# [What is asked]
Send back all the data below, exactly as given.

Stored data

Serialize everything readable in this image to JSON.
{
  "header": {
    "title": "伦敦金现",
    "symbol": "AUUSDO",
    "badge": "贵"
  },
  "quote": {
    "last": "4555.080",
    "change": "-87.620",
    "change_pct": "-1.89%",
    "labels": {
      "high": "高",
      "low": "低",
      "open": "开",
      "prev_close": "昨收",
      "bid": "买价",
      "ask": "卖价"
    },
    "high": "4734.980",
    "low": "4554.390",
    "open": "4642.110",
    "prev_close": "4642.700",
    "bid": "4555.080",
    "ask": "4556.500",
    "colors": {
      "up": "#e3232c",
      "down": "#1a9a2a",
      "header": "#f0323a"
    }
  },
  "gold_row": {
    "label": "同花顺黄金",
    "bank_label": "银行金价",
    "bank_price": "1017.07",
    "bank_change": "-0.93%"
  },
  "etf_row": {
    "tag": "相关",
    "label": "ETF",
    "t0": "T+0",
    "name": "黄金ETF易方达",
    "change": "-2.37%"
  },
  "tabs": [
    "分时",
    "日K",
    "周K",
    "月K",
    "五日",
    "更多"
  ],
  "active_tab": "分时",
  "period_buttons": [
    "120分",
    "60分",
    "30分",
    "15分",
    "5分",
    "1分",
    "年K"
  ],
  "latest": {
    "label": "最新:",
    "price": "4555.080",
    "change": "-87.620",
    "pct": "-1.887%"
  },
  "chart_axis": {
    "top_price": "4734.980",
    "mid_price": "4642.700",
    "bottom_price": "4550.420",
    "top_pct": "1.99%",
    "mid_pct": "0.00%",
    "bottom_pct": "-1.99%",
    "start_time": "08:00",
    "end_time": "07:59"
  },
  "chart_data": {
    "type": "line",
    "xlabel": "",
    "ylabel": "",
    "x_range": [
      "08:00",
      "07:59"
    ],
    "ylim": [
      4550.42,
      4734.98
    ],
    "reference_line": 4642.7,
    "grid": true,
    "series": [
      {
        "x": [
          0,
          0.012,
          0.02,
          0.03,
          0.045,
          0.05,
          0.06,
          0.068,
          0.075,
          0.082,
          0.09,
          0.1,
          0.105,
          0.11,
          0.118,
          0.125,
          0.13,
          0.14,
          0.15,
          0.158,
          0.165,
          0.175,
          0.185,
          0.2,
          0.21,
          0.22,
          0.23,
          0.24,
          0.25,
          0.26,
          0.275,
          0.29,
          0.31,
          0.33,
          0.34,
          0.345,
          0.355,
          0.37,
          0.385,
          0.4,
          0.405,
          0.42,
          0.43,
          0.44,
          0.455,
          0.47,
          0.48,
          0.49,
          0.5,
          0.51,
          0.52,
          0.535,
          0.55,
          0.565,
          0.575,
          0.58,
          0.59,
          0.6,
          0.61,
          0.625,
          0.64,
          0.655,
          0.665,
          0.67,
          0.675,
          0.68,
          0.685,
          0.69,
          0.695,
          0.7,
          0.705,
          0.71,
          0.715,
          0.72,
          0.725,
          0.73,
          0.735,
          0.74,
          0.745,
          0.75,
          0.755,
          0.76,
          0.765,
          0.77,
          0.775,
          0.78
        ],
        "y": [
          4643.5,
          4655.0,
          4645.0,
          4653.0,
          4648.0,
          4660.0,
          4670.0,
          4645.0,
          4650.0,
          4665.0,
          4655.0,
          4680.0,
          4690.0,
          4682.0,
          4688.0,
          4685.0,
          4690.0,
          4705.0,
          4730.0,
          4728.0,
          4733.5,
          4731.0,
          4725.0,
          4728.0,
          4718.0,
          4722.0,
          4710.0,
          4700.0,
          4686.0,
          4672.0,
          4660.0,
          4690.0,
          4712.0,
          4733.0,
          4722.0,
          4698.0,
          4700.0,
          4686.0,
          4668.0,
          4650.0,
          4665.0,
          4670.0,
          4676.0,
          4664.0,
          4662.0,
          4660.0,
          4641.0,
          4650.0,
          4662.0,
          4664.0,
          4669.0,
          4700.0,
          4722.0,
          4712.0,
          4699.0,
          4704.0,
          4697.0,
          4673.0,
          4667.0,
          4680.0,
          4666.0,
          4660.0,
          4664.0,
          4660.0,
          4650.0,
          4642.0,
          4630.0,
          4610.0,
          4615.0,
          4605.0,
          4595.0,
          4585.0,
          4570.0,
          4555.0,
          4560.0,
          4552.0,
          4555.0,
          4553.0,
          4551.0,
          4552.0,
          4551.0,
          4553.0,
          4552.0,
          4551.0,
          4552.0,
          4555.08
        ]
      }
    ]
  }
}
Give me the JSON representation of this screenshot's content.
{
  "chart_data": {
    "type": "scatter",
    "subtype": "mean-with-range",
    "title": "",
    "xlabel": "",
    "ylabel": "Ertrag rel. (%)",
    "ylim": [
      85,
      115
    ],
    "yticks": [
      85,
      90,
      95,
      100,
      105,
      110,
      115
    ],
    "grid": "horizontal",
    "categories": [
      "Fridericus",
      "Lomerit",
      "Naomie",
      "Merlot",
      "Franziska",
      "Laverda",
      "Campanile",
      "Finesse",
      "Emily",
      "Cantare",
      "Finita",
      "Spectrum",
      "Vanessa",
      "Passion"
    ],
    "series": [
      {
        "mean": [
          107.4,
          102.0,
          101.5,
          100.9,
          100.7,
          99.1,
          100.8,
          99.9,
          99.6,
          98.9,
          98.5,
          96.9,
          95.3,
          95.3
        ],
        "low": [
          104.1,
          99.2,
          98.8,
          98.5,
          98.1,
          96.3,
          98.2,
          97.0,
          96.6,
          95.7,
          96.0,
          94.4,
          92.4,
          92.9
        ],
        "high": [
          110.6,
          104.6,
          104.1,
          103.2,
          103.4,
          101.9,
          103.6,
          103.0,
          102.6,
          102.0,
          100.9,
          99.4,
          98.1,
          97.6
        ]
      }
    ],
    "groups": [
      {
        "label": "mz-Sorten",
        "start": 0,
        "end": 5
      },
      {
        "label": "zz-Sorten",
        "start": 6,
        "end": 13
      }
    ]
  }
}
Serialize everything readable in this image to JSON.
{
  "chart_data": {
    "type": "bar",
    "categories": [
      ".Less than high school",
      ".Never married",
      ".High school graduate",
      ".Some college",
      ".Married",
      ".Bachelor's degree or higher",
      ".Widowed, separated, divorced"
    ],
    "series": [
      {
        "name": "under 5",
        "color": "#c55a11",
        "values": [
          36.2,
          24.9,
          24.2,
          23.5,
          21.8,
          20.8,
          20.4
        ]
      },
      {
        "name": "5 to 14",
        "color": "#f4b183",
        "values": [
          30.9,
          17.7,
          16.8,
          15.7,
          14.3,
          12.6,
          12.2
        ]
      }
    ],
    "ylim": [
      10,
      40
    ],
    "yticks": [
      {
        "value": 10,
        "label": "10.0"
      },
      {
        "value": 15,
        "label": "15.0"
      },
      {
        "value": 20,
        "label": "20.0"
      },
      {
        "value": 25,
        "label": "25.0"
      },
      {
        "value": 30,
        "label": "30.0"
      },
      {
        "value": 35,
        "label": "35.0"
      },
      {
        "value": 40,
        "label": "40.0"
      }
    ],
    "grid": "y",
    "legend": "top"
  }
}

# [Finished task]
Serialize everything readable in this image to JSON.
{
  "header": {
    "title": "伦敦金现",
    "symbol": "AUUSDO",
    "badge": "贵"
  },
  "quote": {
    "last": "4555.080",
    "change": "-87.620",
    "change_pct": "-1.89%",
    "labels": {
      "high": "高",
      "low": "低",
      "open": "开",
      "prev_close": "昨收",
      "bid": "买价",
      "ask": "卖价"
    },
    "high": "4734.980",
    "low": "4554.390",
    "open": "4642.110",
    "prev_close": "4642.700",
    "bid": "4555.080",
    "ask": "4556.500",
    "colors": {
      "up": "#e3232c",
      "down": "#1a9a2a",
      "header": "#f0323a"
    }
  },
  "gold_row": {
    "label": "同花顺黄金",
    "bank_label": "银行金价",
    "bank_price": "1017.07",
    "bank_change": "-0.93%"
  },
  "etf_row": {
    "tag": "相关",
    "label": "ETF",
    "t0": "T+0",
    "name": "黄金ETF易方达",
    "change": "-2.37%"
  },
  "tabs": [
    "分时",
    "日K",
    "周K",
    "月K",
    "五日",
    "更多"
  ],
  "active_tab": "分时",
  "period_buttons": [
    "120分",
    "60分",
    "30分",
    "15分",
    "5分",
    "1分",
    "年K"
  ],
  "latest": {
    "label": "最新:",
    "price": "4555.080",
    "change": "-87.620",
    "pct": "-1.887%"
  },
  "chart_axis": {
    "top_price": "4734.980",
    "mid_price": "4642.700",
    "bottom_price": "4550.420",
    "top_pct": "1.99%",
    "mid_pct": "0.00%",
    "bottom_pct": "-1.99%",
    "start_time": "08:00",
    "end_time": "07:59"
  },
  "chart_data": {
    "type": "line",
    "xlabel": "",
    "ylabel": "",
    "x_range": [
      "08:00",
      "07:59"
    ],
    "ylim": [
      4550.42,
      4734.98
    ],
    "reference_line": 4642.7,
    "grid": true,
    "series": [
      {
        "x": [
          0,
          0.012,
          0.02,
          0.03,
          0.045,
          0.05,
          0.06,
          0.068,
          0.075,
          0.082,
          0.09,
          0.1,
          0.105,
          0.11,
          0.118,
          0.125,
          0.13,
          0.14,
          0.15,
          0.158,
          0.165,
          0.175,
          0.185,
          0.2,
          0.21,
          0.22,
          0.23,
          0.24,
          0.25,
          0.26,
          0.275,
          0.29,
          0.31,
          0.33,
          0.34,
          0.345,
          0.355,
          0.37,
          0.385,
          0.4,
          0.405,
          0.42,
          0.43,
          0.44,
          0.455,
          0.47,
          0.48,
          0.49,
          0.5,
          0.51,
          0.52,
          0.535,
          0.55,
          0.565,
          0.575,
          0.58,
          0.59,
          0.6,
          0.61,
          0.625,
          0.64,
          0.655,
          0.665,
          0.67,
          0.675,
          0.68,
          0.685,
          0.69,
          0.695,
          0.7,
          0.705,
          0.71,
          0.715,
          0.72,
          0.725,
          0.73,
          0.735,
          0.74,
          0.745,
          0.75,
          0.755,
          0.76,
          0.765,
          0.77,
          0.775,
          0.78
        ],
        "y": [
          4643.5,
          4655.0,
          4645.0,
          4653.0,
          4648.0,
          4660.0,
          4670.0,
          4645.0,
          4650.0,
          4665.0,
          4655.0,
          4680.0,
          4690.0,
          4682.0,
          4688.0,
          4685.0,
          4690.0,
          4705.0,
          4730.0,
          4728.0,
          4733.5,
          4731.0,
          4725.0,
          4728.0,
          4718.0,
          4722.0,
          4710.0,
          4700.0,
          4686.0,
          4672.0,
          4660.0,
          4690.0,
          4712.0,
          4733.0,
          4722.0,
          4698.0,
          4700.0,
          4686.0,
          4668.0,
          4650.0,
          4665.0,
          4670.0,
          4676.0,
          4664.0,
          4662.0,
          4660.0,
          4641.0,
          4650.0,
          4662.0,
          4664.0,
          4669.0,
          4700.0,
          4722.0,
          4712.0,
          4699.0,
          4704.0,
          4697.0,
          4673.0,
          4667.0,
          4680.0,
          4666.0,
          4660.0,
          4664.0,
          4660.0,
          4650.0,
          4642.0,
          4630.0,
          4610.0,
          4615.0,
          4605.0,
          4595.0,
          4585.0,
          4570.0,
          4555.0,
          4560.0,
          4552.0,
          4555.0,
          4553.0,
          4551.0,
          4552.0,
          4551.0,
          4553.0,
          4552.0,
          4551.0,
          4552.0,
          4555.08
        ]
      }
    ]
  }
}
Give me the JSON representation of this screenshot's content.
{
  "chart_data": {
    "type": "scatter",
    "subtype": "mean-with-range",
    "title": "",
    "xlabel": "",
    "ylabel": "Ertrag rel. (%)",
    "ylim": [
      85,
      115
    ],
    "yticks": [
      85,
      90,
      95,
      100,
      105,
      110,
      115
    ],
    "grid": "horizontal",
    "categories": [
      "Fridericus",
      "Lomerit",
      "Naomie",
      "Merlot",
      "Franziska",
      "Laverda",
      "Campanile",
      "Finesse",
      "Emily",
      "Cantare",
      "Finita",
      "Spectrum",
      "Vanessa",
      "Passion"
    ],
    "series": [
      {
        "mean": [
          107.4,
          102.0,
          101.5,
          100.9,
          100.7,
          99.1,
          100.8,
          99.9,
          99.6,
          98.9,
          98.5,
          96.9,
          95.3,
          95.3
        ],
        "low": [
          104.1,
          99.2,
          98.8,
          98.5,
          98.1,
          96.3,
          98.2,
          97.0,
          96.6,
          95.7,
          96.0,
          94.4,
          92.4,
          92.9
        ],
        "high": [
          110.6,
          104.6,
          104.1,
          103.2,
          103.4,
          101.9,
          103.6,
          103.0,
          102.6,
          102.0,
          100.9,
          99.4,
          98.1,
          97.6
        ]
      }
    ],
    "groups": [
      {
        "label": "mz-Sorten",
        "start": 0,
        "end": 5
      },
      {
        "label": "zz-Sorten",
        "start": 6,
        "end": 13
      }
    ]
  }
}
Serialize everything readable in this image to JSON.
{
  "chart_data": {
    "type": "bar",
    "categories": [
      ".Less than high school",
      ".Never married",
      ".High school graduate",
      ".Some college",
      ".Married",
      ".Bachelor's degree or higher",
      ".Widowed, separated, divorced"
    ],
    "series": [
      {
        "name": "under 5",
        "color": "#c55a11",
        "values": [
          36.2,
          24.9,
          24.2,
          23.5,
          21.8,
          20.8,
          20.4
        ]
      },
      {
        "name": "5 to 14",
        "color": "#f4b183",
        "values": [
          30.9,
          17.7,
          16.8,
          15.7,
          14.3,
          12.6,
          12.2
        ]
      }
    ],
    "ylim": [
      10,
      40
    ],
    "yticks": [
      {
        "value": 10,
        "label": "10.0"
      },
      {
        "value": 15,
        "label": "15.0"
      },
      {
        "value": 20,
        "label": "20.0"
      },
      {
        "value": 25,
        "label": "25.0"
      },
      {
        "value": 30,
        "label": "30.0"
      },
      {
        "value": 35,
        "label": "35.0"
      },
      {
        "value": 40,
        "label": "40.0"
      }
    ],
    "grid": "y",
    "legend": "top"
  }
}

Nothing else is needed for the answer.